:: Given records ::
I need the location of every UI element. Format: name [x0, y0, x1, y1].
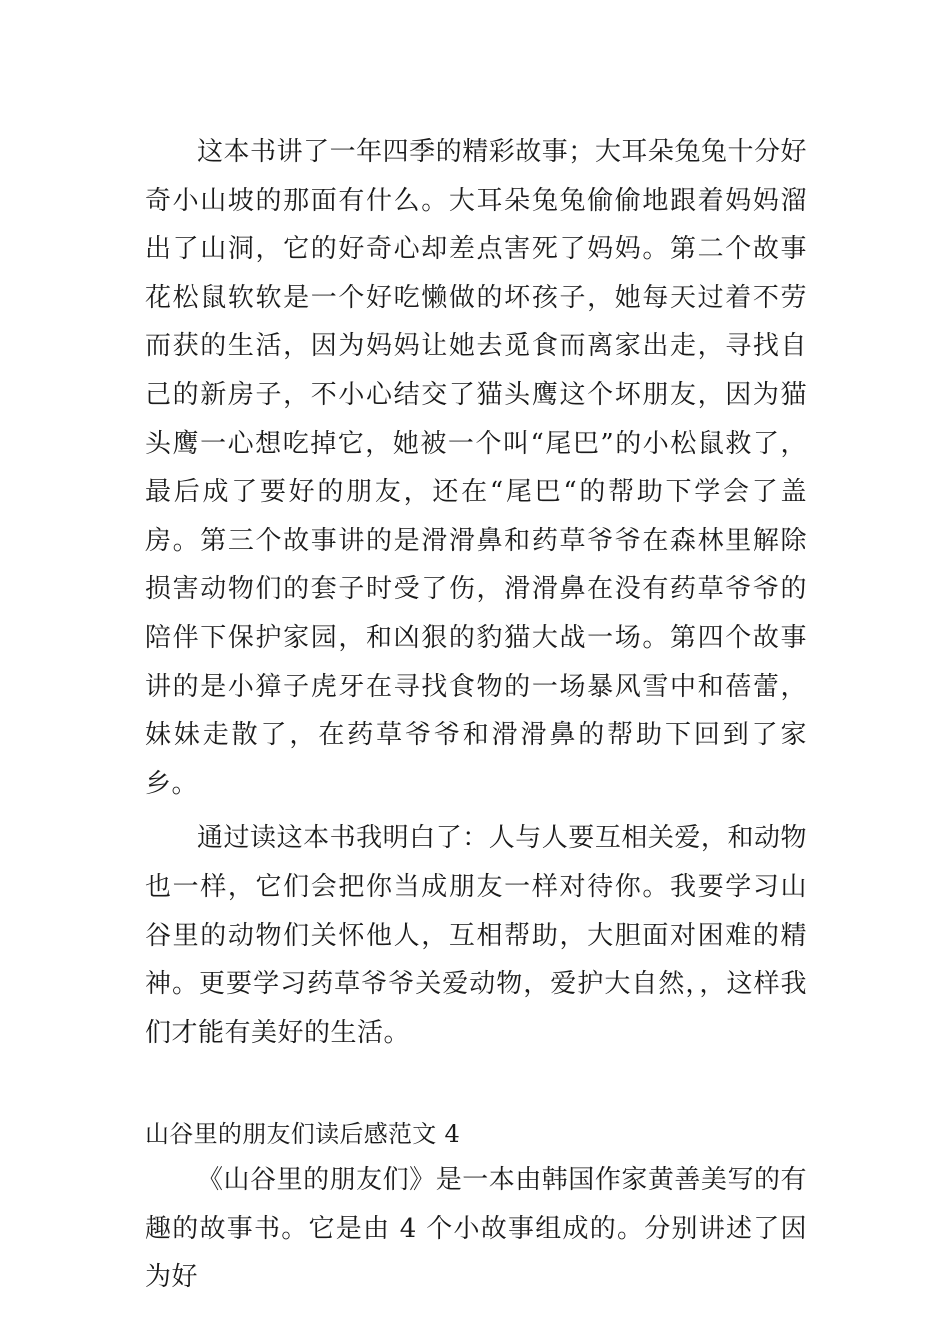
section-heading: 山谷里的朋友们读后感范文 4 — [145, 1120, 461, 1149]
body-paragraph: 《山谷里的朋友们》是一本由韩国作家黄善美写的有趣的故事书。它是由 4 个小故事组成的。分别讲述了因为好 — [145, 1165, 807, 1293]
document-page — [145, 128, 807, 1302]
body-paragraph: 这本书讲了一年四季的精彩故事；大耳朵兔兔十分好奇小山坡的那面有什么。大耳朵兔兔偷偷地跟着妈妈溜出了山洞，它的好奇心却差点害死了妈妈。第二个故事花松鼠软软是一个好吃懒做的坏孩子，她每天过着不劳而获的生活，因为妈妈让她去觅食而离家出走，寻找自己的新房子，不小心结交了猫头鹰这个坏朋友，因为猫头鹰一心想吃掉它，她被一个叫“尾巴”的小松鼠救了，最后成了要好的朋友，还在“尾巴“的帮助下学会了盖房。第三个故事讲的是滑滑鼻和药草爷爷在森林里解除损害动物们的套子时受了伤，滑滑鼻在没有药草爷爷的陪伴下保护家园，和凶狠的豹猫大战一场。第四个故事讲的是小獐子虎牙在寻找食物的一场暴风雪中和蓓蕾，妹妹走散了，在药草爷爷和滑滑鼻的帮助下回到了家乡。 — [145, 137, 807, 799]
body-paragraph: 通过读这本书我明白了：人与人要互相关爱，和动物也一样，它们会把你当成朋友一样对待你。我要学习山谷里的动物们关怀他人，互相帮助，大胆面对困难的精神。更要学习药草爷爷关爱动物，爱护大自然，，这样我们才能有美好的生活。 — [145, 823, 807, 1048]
--
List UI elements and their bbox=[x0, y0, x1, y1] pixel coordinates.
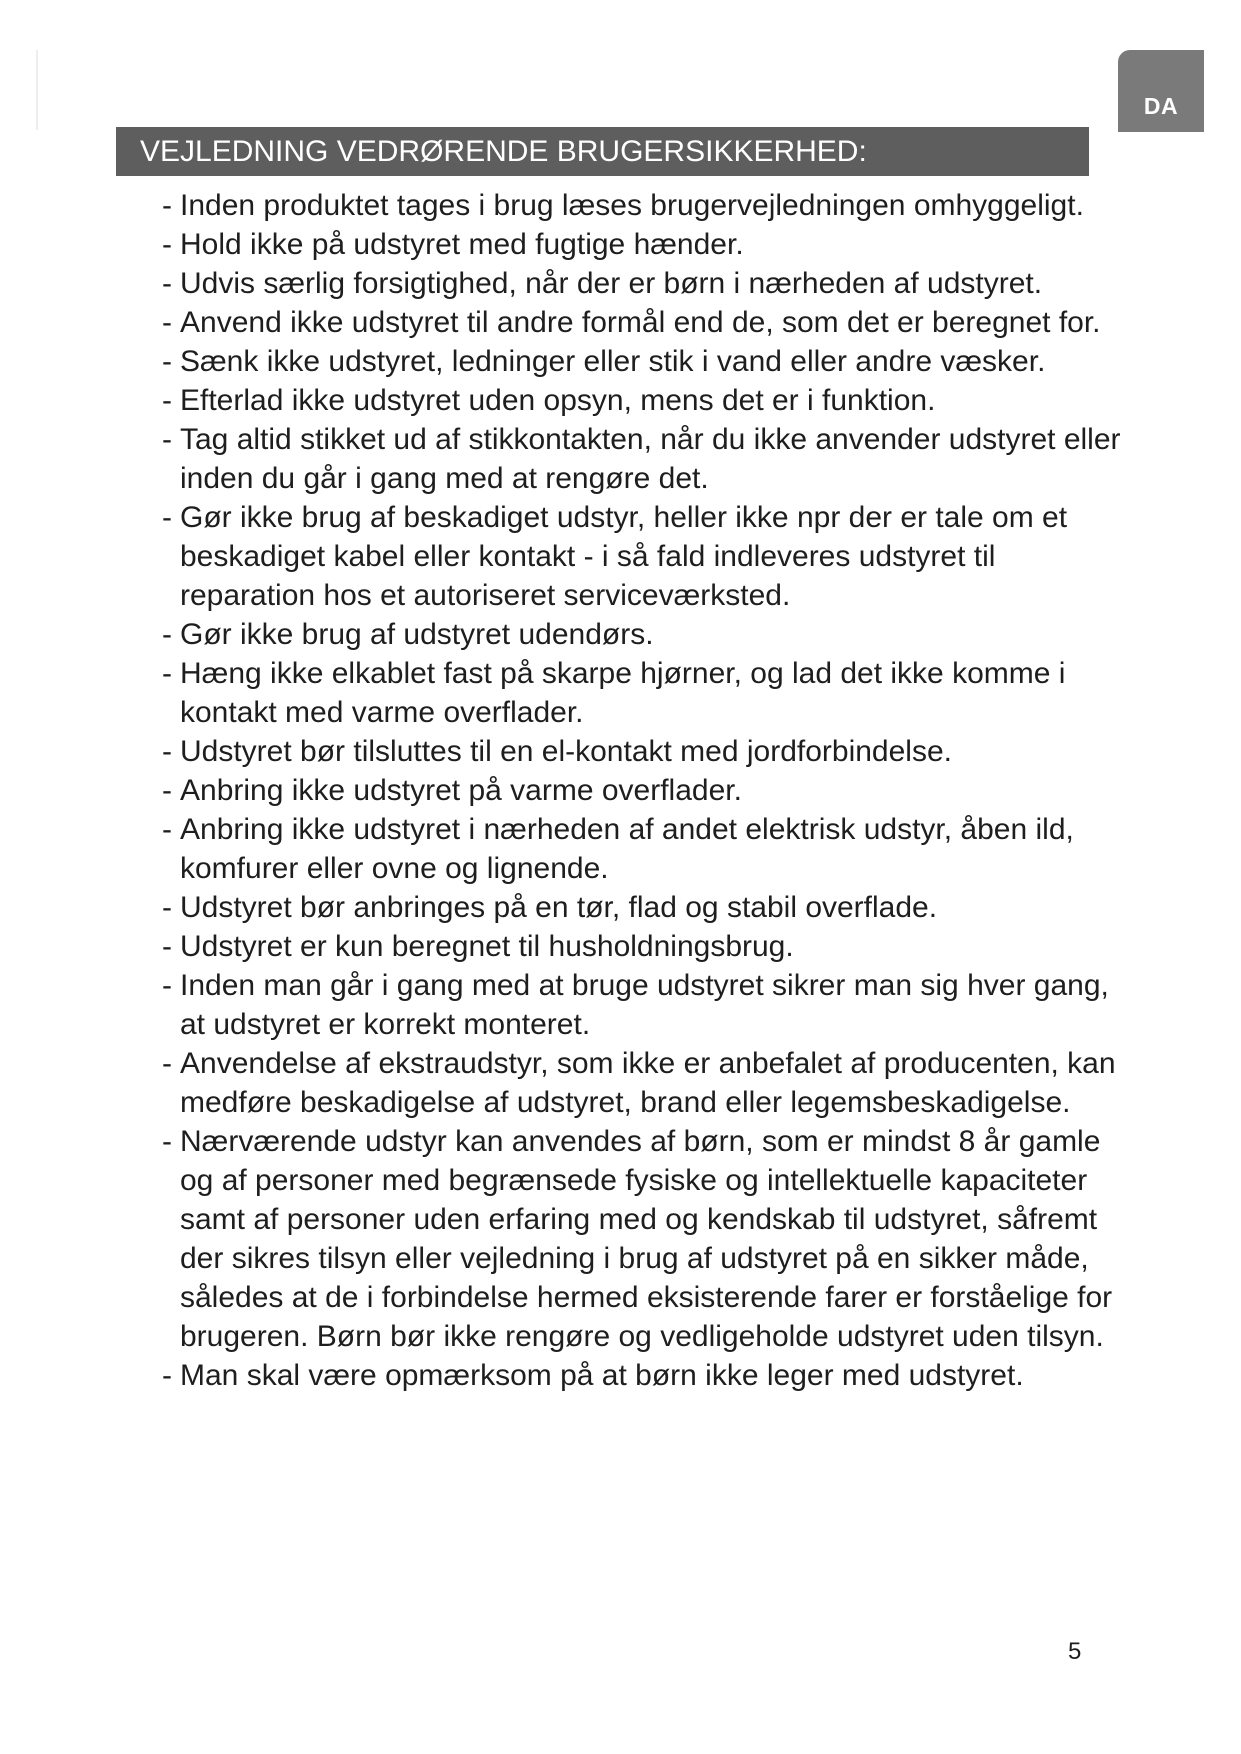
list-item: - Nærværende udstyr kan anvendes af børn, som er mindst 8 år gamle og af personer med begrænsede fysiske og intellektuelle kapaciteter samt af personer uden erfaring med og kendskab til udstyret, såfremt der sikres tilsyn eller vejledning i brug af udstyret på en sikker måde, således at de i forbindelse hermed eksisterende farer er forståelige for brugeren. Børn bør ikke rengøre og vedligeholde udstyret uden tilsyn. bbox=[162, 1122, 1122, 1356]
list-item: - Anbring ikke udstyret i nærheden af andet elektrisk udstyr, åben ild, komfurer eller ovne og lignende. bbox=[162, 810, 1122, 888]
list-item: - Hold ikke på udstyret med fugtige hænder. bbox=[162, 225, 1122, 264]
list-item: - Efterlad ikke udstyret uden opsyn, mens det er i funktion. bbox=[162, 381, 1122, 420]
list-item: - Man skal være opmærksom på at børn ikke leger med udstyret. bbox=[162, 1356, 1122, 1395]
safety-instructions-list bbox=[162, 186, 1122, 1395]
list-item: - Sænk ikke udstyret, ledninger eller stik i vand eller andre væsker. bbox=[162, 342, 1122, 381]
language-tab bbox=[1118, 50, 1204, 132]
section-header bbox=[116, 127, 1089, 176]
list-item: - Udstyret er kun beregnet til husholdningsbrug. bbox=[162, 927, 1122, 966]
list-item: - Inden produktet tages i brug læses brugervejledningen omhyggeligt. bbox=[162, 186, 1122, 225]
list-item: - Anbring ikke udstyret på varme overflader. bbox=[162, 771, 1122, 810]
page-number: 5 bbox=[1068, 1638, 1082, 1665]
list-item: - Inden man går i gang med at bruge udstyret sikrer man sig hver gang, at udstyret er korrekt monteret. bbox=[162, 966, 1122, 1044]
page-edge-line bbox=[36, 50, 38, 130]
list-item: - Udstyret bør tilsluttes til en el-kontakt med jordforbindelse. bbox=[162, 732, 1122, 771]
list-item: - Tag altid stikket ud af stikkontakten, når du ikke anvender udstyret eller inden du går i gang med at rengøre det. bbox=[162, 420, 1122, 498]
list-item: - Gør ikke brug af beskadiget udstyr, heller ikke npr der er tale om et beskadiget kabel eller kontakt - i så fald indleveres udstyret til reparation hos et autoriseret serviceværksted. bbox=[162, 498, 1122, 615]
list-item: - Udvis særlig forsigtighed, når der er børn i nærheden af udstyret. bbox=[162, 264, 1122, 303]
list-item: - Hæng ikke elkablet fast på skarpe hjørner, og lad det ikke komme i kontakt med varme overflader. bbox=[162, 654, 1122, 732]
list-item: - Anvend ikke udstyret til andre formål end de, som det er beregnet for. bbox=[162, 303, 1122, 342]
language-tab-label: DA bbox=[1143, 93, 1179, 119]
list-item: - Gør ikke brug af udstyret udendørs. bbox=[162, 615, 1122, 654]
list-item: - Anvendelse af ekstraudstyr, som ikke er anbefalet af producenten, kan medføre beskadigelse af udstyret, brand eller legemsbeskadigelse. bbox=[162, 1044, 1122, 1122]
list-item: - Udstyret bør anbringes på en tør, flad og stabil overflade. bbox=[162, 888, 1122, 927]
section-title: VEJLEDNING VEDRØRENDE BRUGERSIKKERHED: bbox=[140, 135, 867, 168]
--
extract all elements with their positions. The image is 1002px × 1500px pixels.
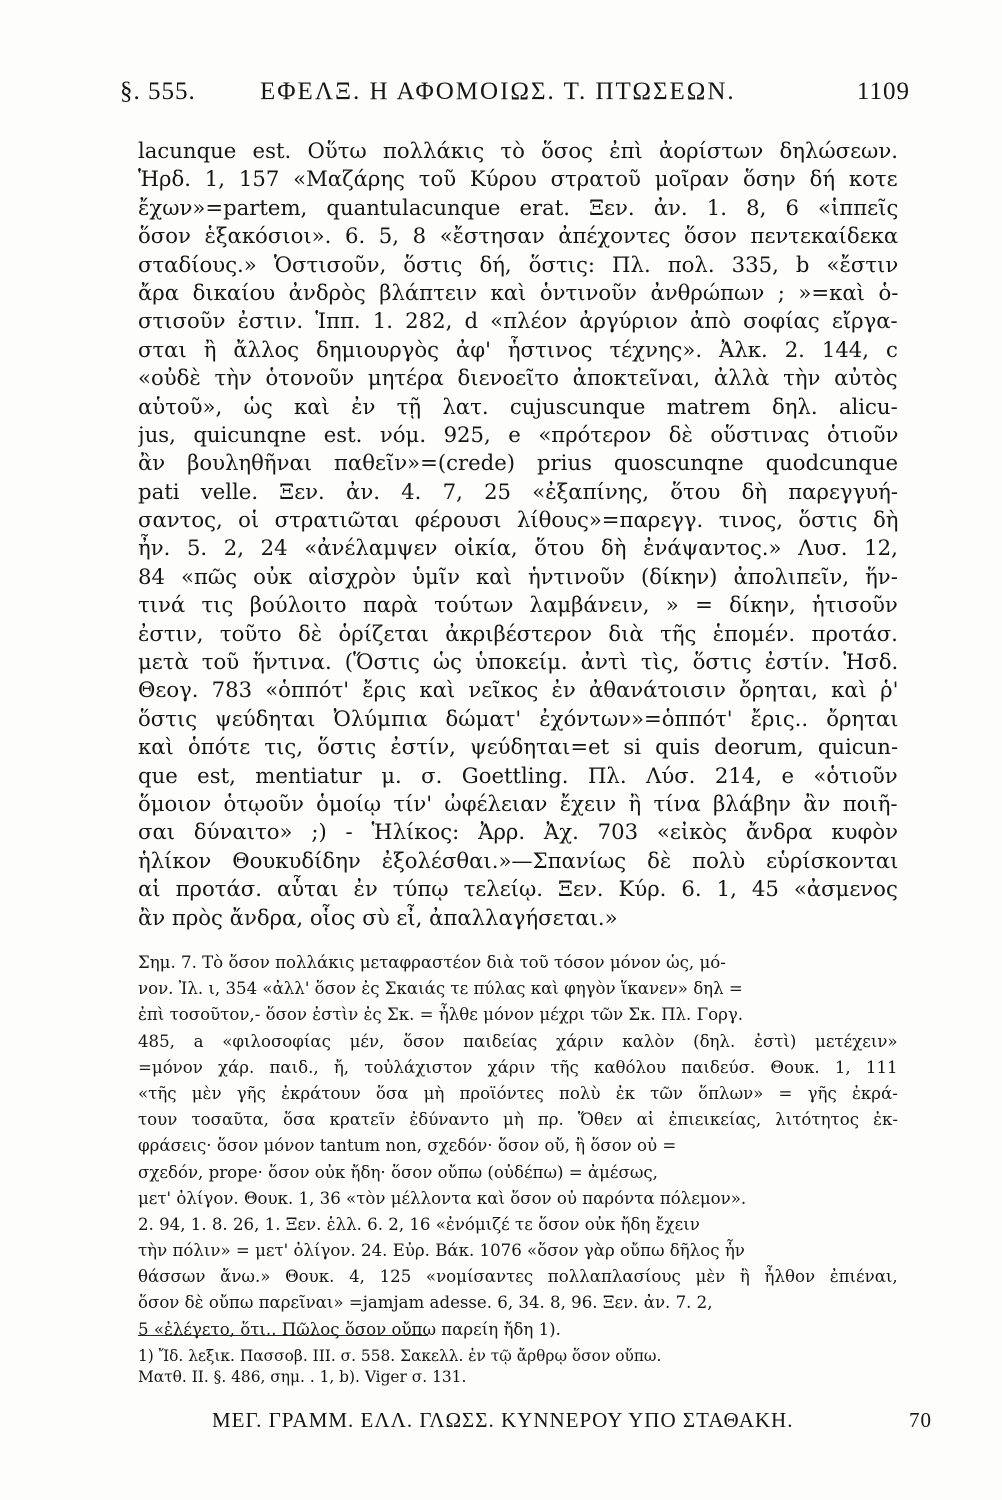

:: Set problem ::
Turn everything from the line containing "I need the location" down to the line containing "823, 807, 1048]" into a numbered list, including both of those lines. Skip blank lines and leave the pictures out.

:: Task response ::
1. I need the location of every UI element. Format: name [x0, y0, x1, y1].
2. section-heading: 山谷里的朋友们读后感范文 4 — [145, 1120, 461, 1149]
3. body-paragraph: 《山谷里的朋友们》是一本由韩国作家黄善美写的有趣的故事书。它是由 4 个小故事组成的。分别讲述了因为好 — [145, 1165, 807, 1293]
4. document-page — [145, 128, 807, 1302]
5. body-paragraph: 这本书讲了一年四季的精彩故事；大耳朵兔兔十分好奇小山坡的那面有什么。大耳朵兔兔偷偷地跟着妈妈溜出了山洞，它的好奇心却差点害死了妈妈。第二个故事花松鼠软软是一个好吃懒做的坏孩子，她每天过着不劳而获的生活，因为妈妈让她去觅食而离家出走，寻找自己的新房子，不小心结交了猫头鹰这个坏朋友，因为猫头鹰一心想吃掉它，她被一个叫“尾巴”的小松鼠救了，最后成了要好的朋友，还在“尾巴“的帮助下学会了盖房。第三个故事讲的是滑滑鼻和药草爷爷在森林里解除损害动物们的套子时受了伤，滑滑鼻在没有药草爷爷的陪伴下保护家园，和凶狠的豹猫大战一场。第四个故事讲的是小獐子虎牙在寻找食物的一场暴风雪中和蓓蕾，妹妹走散了，在药草爷爷和滑滑鼻的帮助下回到了家乡。 — [145, 137, 807, 799]
6. body-paragraph: 通过读这本书我明白了：人与人要互相关爱，和动物也一样，它们会把你当成朋友一样对待你。我要学习山谷里的动物们关怀他人，互相帮助，大胆面对困难的精神。更要学习药草爷爷关爱动物，爱护大自然，，这样我们才能有美好的生活。 — [145, 823, 807, 1048]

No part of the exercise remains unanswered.